Data excerpts start
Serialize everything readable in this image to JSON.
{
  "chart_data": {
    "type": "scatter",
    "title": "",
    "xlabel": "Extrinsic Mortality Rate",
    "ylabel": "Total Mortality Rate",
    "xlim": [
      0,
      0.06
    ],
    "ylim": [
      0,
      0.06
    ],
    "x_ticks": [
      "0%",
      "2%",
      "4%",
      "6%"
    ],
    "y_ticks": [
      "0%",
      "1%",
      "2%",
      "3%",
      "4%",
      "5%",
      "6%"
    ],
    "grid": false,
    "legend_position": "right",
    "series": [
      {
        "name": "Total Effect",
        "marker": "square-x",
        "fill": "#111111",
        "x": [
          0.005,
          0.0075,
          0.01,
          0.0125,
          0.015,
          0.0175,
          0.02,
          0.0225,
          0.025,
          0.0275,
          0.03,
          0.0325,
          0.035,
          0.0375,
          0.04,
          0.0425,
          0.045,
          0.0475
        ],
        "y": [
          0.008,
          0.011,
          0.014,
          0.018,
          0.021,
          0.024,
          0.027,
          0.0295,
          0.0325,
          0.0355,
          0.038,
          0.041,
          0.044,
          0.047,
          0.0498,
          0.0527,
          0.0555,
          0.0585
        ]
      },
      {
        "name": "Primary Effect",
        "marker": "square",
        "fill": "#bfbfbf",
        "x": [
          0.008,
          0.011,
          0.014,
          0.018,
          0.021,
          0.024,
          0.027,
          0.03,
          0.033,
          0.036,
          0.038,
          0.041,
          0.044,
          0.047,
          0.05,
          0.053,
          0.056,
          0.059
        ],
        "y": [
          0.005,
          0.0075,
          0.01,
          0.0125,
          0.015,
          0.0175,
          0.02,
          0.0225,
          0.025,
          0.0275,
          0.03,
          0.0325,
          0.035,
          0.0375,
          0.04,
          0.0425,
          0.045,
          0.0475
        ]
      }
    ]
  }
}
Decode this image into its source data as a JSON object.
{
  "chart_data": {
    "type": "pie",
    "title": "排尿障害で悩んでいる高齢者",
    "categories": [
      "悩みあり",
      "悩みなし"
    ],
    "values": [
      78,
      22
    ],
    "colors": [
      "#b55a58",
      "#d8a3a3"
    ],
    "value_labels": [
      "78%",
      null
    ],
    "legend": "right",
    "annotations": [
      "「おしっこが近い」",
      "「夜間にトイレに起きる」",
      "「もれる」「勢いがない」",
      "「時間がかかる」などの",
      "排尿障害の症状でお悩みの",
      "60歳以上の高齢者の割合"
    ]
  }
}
Data excerpts end
■ Problem to work on ■
Search the data for the string "image". List each line that has it.

■ Written answer ■
Serialize everything readable in this image to JSON.
Decode this image into its source data as a JSON object.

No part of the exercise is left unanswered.